Could you repeat exactly the lines below, from the line containing "Convert this chart" through the last one, both included, while leaving out any pictures?

● **Data tied to figure images**
--- Start ---
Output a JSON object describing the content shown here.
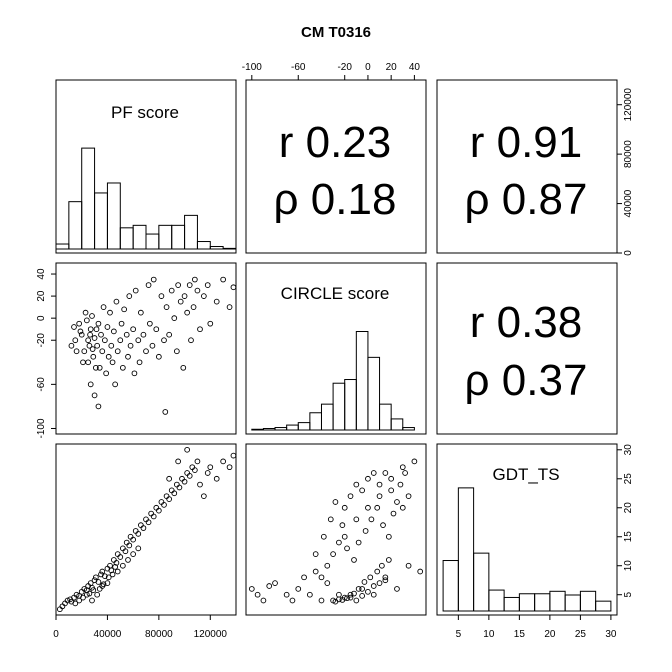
{
  "chart_data": {
    "type": "scatter",
    "title": "CM T0316",
    "variables": [
      "PF score",
      "CIRCLE score",
      "GDT_TS"
    ],
    "axis_ticks": {
      "pf": [
        "0",
        "40000",
        "80000",
        "120000"
      ],
      "circle": [
        "-100",
        "-60",
        "-20",
        "0",
        "20",
        "40"
      ],
      "gdt": [
        "5",
        "10",
        "15",
        "20",
        "25",
        "30"
      ]
    },
    "axis_ranges": {
      "pf": [
        0,
        140000
      ],
      "circle": [
        -105,
        50
      ],
      "gdt": [
        1.5,
        31
      ]
    },
    "correlations": [
      {
        "pair": "PF score vs CIRCLE score",
        "r_text": "r 0.23",
        "rho_text": "ρ 0.18"
      },
      {
        "pair": "PF score vs GDT_TS",
        "r_text": "r 0.91",
        "rho_text": "ρ 0.87"
      },
      {
        "pair": "CIRCLE score vs GDT_TS",
        "r_text": "r 0.38",
        "rho_text": "ρ 0.37"
      }
    ],
    "histograms": {
      "pf": {
        "breaks": [
          0,
          10000,
          20000,
          30000,
          40000,
          50000,
          60000,
          70000,
          80000,
          90000,
          100000,
          110000,
          120000,
          130000,
          140000
        ],
        "relative_heights": [
          0.04,
          0.38,
          0.81,
          0.45,
          0.53,
          0.17,
          0.19,
          0.12,
          0.19,
          0.19,
          0.27,
          0.06,
          0.02,
          0.005
        ]
      },
      "circle": {
        "breaks": [
          -100,
          -90,
          -80,
          -70,
          -60,
          -50,
          -40,
          -30,
          -20,
          -10,
          0,
          10,
          20,
          30,
          40
        ],
        "relative_heights": [
          0.006,
          0.012,
          0.02,
          0.04,
          0.06,
          0.14,
          0.21,
          0.38,
          0.41,
          0.8,
          0.59,
          0.21,
          0.09,
          0.02
        ]
      },
      "gdt": {
        "breaks": [
          2.5,
          5,
          7.5,
          10,
          12.5,
          15,
          17.5,
          20,
          22.5,
          25,
          27.5,
          30
        ],
        "relative_heights": [
          0.41,
          1.0,
          0.47,
          0.17,
          0.11,
          0.14,
          0.14,
          0.16,
          0.13,
          0.16,
          0.08
        ]
      }
    },
    "scatter_points": {
      "pf_vs_circle": [
        [
          18000,
          -5
        ],
        [
          20000,
          -15
        ],
        [
          22000,
          -30
        ],
        [
          23000,
          5
        ],
        [
          25000,
          -20
        ],
        [
          25000,
          -40
        ],
        [
          26000,
          -25
        ],
        [
          27000,
          -60
        ],
        [
          27000,
          -10
        ],
        [
          28000,
          2
        ],
        [
          29000,
          -35
        ],
        [
          30000,
          -18
        ],
        [
          30000,
          -70
        ],
        [
          31000,
          -45
        ],
        [
          32000,
          -25
        ],
        [
          33000,
          -5
        ],
        [
          33000,
          -80
        ],
        [
          35000,
          -15
        ],
        [
          36000,
          -30
        ],
        [
          37000,
          10
        ],
        [
          38000,
          -20
        ],
        [
          39000,
          -50
        ],
        [
          40000,
          -8
        ],
        [
          41000,
          -35
        ],
        [
          42000,
          5
        ],
        [
          43000,
          -25
        ],
        [
          44000,
          -40
        ],
        [
          45000,
          -12
        ],
        [
          46000,
          -60
        ],
        [
          47000,
          15
        ],
        [
          48000,
          -30
        ],
        [
          50000,
          -20
        ],
        [
          51000,
          -5
        ],
        [
          52000,
          -45
        ],
        [
          53000,
          8
        ],
        [
          55000,
          -15
        ],
        [
          56000,
          -35
        ],
        [
          57000,
          20
        ],
        [
          58000,
          -25
        ],
        [
          60000,
          -10
        ],
        [
          61000,
          -50
        ],
        [
          62000,
          25
        ],
        [
          64000,
          -20
        ],
        [
          65000,
          -40
        ],
        [
          66000,
          5
        ],
        [
          68000,
          -15
        ],
        [
          70000,
          -30
        ],
        [
          72000,
          30
        ],
        [
          73000,
          -5
        ],
        [
          75000,
          -25
        ],
        [
          76000,
          35
        ],
        [
          78000,
          -10
        ],
        [
          80000,
          -35
        ],
        [
          82000,
          20
        ],
        [
          84000,
          -20
        ],
        [
          85000,
          -85
        ],
        [
          86000,
          10
        ],
        [
          88000,
          -15
        ],
        [
          90000,
          25
        ],
        [
          92000,
          0
        ],
        [
          94000,
          -30
        ],
        [
          95000,
          30
        ],
        [
          97000,
          15
        ],
        [
          99000,
          -45
        ],
        [
          100000,
          20
        ],
        [
          102000,
          5
        ],
        [
          104000,
          30
        ],
        [
          105000,
          -20
        ],
        [
          107000,
          10
        ],
        [
          108000,
          35
        ],
        [
          110000,
          25
        ],
        [
          112000,
          -10
        ],
        [
          115000,
          20
        ],
        [
          118000,
          30
        ],
        [
          120000,
          -5
        ],
        [
          125000,
          15
        ],
        [
          130000,
          35
        ],
        [
          135000,
          10
        ],
        [
          138000,
          28
        ],
        [
          15000,
          -20
        ],
        [
          14000,
          -8
        ],
        [
          12000,
          -25
        ],
        [
          16000,
          -30
        ],
        [
          19000,
          -12
        ],
        [
          21000,
          -40
        ],
        [
          24000,
          -2
        ],
        [
          26500,
          -15
        ],
        [
          28500,
          -28
        ],
        [
          31500,
          -10
        ],
        [
          34000,
          -45
        ]
      ],
      "pf_vs_gdt": [
        [
          3000,
          2.5
        ],
        [
          5000,
          3
        ],
        [
          7000,
          3.5
        ],
        [
          9000,
          4
        ],
        [
          11000,
          4.2
        ],
        [
          12000,
          3.8
        ],
        [
          14000,
          4.5
        ],
        [
          16000,
          5
        ],
        [
          18000,
          4.8
        ],
        [
          20000,
          5.5
        ],
        [
          22000,
          6
        ],
        [
          24000,
          5.8
        ],
        [
          25000,
          6.5
        ],
        [
          27000,
          7
        ],
        [
          28000,
          6.2
        ],
        [
          30000,
          7.5
        ],
        [
          31000,
          8
        ],
        [
          33000,
          7.2
        ],
        [
          35000,
          8.5
        ],
        [
          36000,
          9
        ],
        [
          38000,
          8.2
        ],
        [
          40000,
          9.5
        ],
        [
          42000,
          10
        ],
        [
          43000,
          9.2
        ],
        [
          45000,
          11
        ],
        [
          47000,
          10.5
        ],
        [
          48000,
          12
        ],
        [
          50000,
          11.5
        ],
        [
          52000,
          13
        ],
        [
          54000,
          12.5
        ],
        [
          55000,
          14
        ],
        [
          57000,
          13.5
        ],
        [
          58000,
          15
        ],
        [
          60000,
          14.5
        ],
        [
          62000,
          16
        ],
        [
          64000,
          15.5
        ],
        [
          66000,
          17
        ],
        [
          68000,
          16.5
        ],
        [
          70000,
          18
        ],
        [
          72000,
          17.5
        ],
        [
          74000,
          19
        ],
        [
          76000,
          18.5
        ],
        [
          78000,
          20
        ],
        [
          80000,
          19.5
        ],
        [
          82000,
          21
        ],
        [
          84000,
          20.5
        ],
        [
          86000,
          22
        ],
        [
          88000,
          21.5
        ],
        [
          90000,
          23
        ],
        [
          92000,
          22.5
        ],
        [
          94000,
          24
        ],
        [
          96000,
          23.5
        ],
        [
          98000,
          25
        ],
        [
          100000,
          24.5
        ],
        [
          102000,
          26
        ],
        [
          104000,
          25.5
        ],
        [
          106000,
          27
        ],
        [
          108000,
          26.5
        ],
        [
          110000,
          28
        ],
        [
          112000,
          24
        ],
        [
          115000,
          22
        ],
        [
          118000,
          26
        ],
        [
          120000,
          27
        ],
        [
          125000,
          25
        ],
        [
          130000,
          28
        ],
        [
          135000,
          27
        ],
        [
          138000,
          29
        ],
        [
          102000,
          30
        ],
        [
          95000,
          28
        ],
        [
          88000,
          25
        ],
        [
          28000,
          4
        ],
        [
          32000,
          5
        ],
        [
          36000,
          6.5
        ],
        [
          40000,
          7
        ],
        [
          44000,
          8.5
        ],
        [
          48000,
          9
        ],
        [
          52000,
          10
        ],
        [
          56000,
          11
        ],
        [
          60000,
          12
        ],
        [
          64000,
          13
        ],
        [
          15000,
          3.5
        ],
        [
          18000,
          4
        ],
        [
          21000,
          4.5
        ],
        [
          24000,
          5
        ],
        [
          26000,
          5.2
        ],
        [
          29000,
          5.8
        ],
        [
          34000,
          6
        ],
        [
          37000,
          6.8
        ],
        [
          41000,
          8
        ],
        [
          46000,
          9.8
        ]
      ],
      "circle_vs_gdt": [
        [
          -100,
          6
        ],
        [
          -95,
          5
        ],
        [
          -90,
          4
        ],
        [
          -85,
          6.5
        ],
        [
          -80,
          7
        ],
        [
          -70,
          5
        ],
        [
          -65,
          4
        ],
        [
          -60,
          6
        ],
        [
          -55,
          8
        ],
        [
          -50,
          5
        ],
        [
          -45,
          9
        ],
        [
          -40,
          4
        ],
        [
          -35,
          7
        ],
        [
          -30,
          12
        ],
        [
          -25,
          5
        ],
        [
          -20,
          15
        ],
        [
          -15,
          4.5
        ],
        [
          -10,
          18
        ],
        [
          -5,
          6
        ],
        [
          0,
          20
        ],
        [
          5,
          5
        ],
        [
          10,
          22
        ],
        [
          15,
          8
        ],
        [
          20,
          25
        ],
        [
          25,
          6
        ],
        [
          30,
          27
        ],
        [
          35,
          10
        ],
        [
          40,
          28
        ],
        [
          45,
          9
        ],
        [
          -30,
          4
        ],
        [
          -25,
          4.2
        ],
        [
          -20,
          4.5
        ],
        [
          -15,
          5
        ],
        [
          -10,
          4
        ],
        [
          -5,
          4.8
        ],
        [
          0,
          5.5
        ],
        [
          5,
          6.5
        ],
        [
          10,
          7
        ],
        [
          15,
          7.5
        ],
        [
          -28,
          3.8
        ],
        [
          -22,
          4.1
        ],
        [
          -18,
          4.4
        ],
        [
          -12,
          5.2
        ],
        [
          -8,
          6
        ],
        [
          -3,
          7.2
        ],
        [
          2,
          8
        ],
        [
          8,
          9
        ],
        [
          12,
          10
        ],
        [
          18,
          11
        ],
        [
          -40,
          8
        ],
        [
          -35,
          10
        ],
        [
          -25,
          14
        ],
        [
          -20,
          20
        ],
        [
          -15,
          22
        ],
        [
          -10,
          24
        ],
        [
          -5,
          23
        ],
        [
          0,
          25
        ],
        [
          5,
          26
        ],
        [
          10,
          24
        ],
        [
          15,
          26
        ],
        [
          20,
          23
        ],
        [
          25,
          21
        ],
        [
          30,
          20
        ],
        [
          35,
          22
        ],
        [
          -45,
          12
        ],
        [
          -38,
          15
        ],
        [
          -32,
          18
        ],
        [
          -28,
          21
        ],
        [
          -22,
          17
        ],
        [
          -18,
          13
        ],
        [
          -12,
          11
        ],
        [
          -8,
          14
        ],
        [
          -2,
          16
        ],
        [
          3,
          18
        ],
        [
          8,
          20
        ],
        [
          13,
          17
        ],
        [
          18,
          15
        ],
        [
          22,
          19
        ],
        [
          28,
          24
        ],
        [
          32,
          26
        ]
      ]
    }
  }
}
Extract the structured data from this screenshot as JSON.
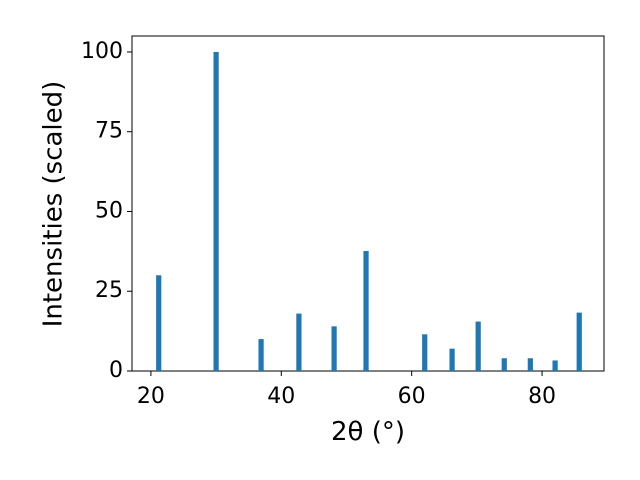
{
  "chart_data": {
    "type": "bar",
    "x": [
      21.2,
      30.0,
      36.9,
      42.7,
      48.1,
      53.0,
      62.0,
      66.2,
      70.2,
      74.2,
      78.2,
      82.0,
      85.7
    ],
    "values": [
      30,
      100,
      10,
      18,
      14,
      37.6,
      11.5,
      7,
      15.5,
      4,
      4,
      3.3,
      18.3
    ],
    "color": "#1f77b4",
    "xlabel": "2θ (°)",
    "ylabel": "Intensities (scaled)",
    "xlim": [
      17.1,
      89.5
    ],
    "ylim": [
      0,
      105
    ],
    "xticks": [
      20,
      40,
      60,
      80
    ],
    "yticks": [
      0,
      25,
      50,
      75,
      100
    ]
  }
}
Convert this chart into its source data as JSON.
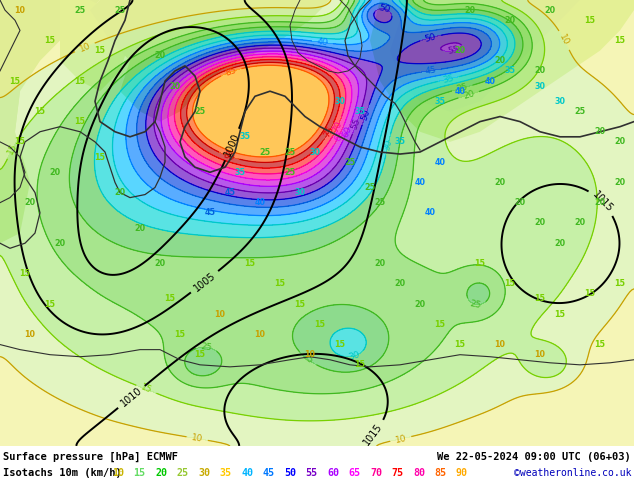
{
  "title_line1": "Surface pressure [hPa] ECMWF",
  "title_line1_right": "We 22-05-2024 09:00 UTC (06+03)",
  "title_line2": "Isotachs 10m (km/h)",
  "credit": "©weatheronline.co.uk",
  "isotach_values": [
    10,
    15,
    20,
    25,
    30,
    35,
    40,
    45,
    50,
    55,
    60,
    65,
    70,
    75,
    80,
    85,
    90
  ],
  "legend_colors": [
    "#c8b400",
    "#64dc64",
    "#00c800",
    "#96c832",
    "#c8aa00",
    "#ffc800",
    "#00b4ff",
    "#0078ff",
    "#0000ff",
    "#7800c8",
    "#aa00ff",
    "#ff00ff",
    "#ff0096",
    "#ff0000",
    "#ff00aa",
    "#ff6400",
    "#ffaa00"
  ],
  "contour_colors": {
    "10": "#c8a000",
    "15": "#96e696",
    "20": "#64c832",
    "25": "#96c832",
    "30": "#00d2d2",
    "35": "#00d2d2",
    "40": "#0096ff",
    "45": "#0096ff",
    "50": "#0000ff",
    "55": "#8800cc",
    "60": "#aa00ff",
    "65": "#ff00ff",
    "70": "#ff0096",
    "75": "#ff0000",
    "80": "#c80000",
    "85": "#ff6400",
    "90": "#ffaa00"
  },
  "bg_color": "#ffffff",
  "land_color": "#c8e8a0",
  "land_color2": "#d0f0a0",
  "sea_color": "#e0eef8",
  "gray_sea": "#d8d8e8",
  "figsize": [
    6.34,
    4.9
  ],
  "dpi": 100
}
--- End ---
● **Response to the task**
Convert this chart into its source data as JSON.
{
  "title_line1": "Surface pressure [hPa] ECMWF",
  "title_line1_right": "We 22-05-2024 09:00 UTC (06+03)",
  "title_line2": "Isotachs 10m (km/h)",
  "credit": "©weatheronline.co.uk",
  "isotach_values": [
    10,
    15,
    20,
    25,
    30,
    35,
    40,
    45,
    50,
    55,
    60,
    65,
    70,
    75,
    80,
    85,
    90
  ],
  "legend_colors": [
    "#c8b400",
    "#64dc64",
    "#00c800",
    "#96c832",
    "#c8aa00",
    "#ffc800",
    "#00b4ff",
    "#0078ff",
    "#0000ff",
    "#7800c8",
    "#aa00ff",
    "#ff00ff",
    "#ff0096",
    "#ff0000",
    "#ff00aa",
    "#ff6400",
    "#ffaa00"
  ],
  "contour_colors": {
    "10": "#c8a000",
    "15": "#96e696",
    "20": "#64c832",
    "25": "#96c832",
    "30": "#00d2d2",
    "35": "#00d2d2",
    "40": "#0096ff",
    "45": "#0096ff",
    "50": "#0000ff",
    "55": "#8800cc",
    "60": "#aa00ff",
    "65": "#ff00ff",
    "70": "#ff0096",
    "75": "#ff0000",
    "80": "#c80000",
    "85": "#ff6400",
    "90": "#ffaa00"
  },
  "bg_color": "#ffffff",
  "land_color": "#c8e8a0",
  "land_color2": "#d0f0a0",
  "sea_color": "#e0eef8",
  "gray_sea": "#d8d8e8",
  "figsize": [
    6.34,
    4.9
  ],
  "dpi": 100
}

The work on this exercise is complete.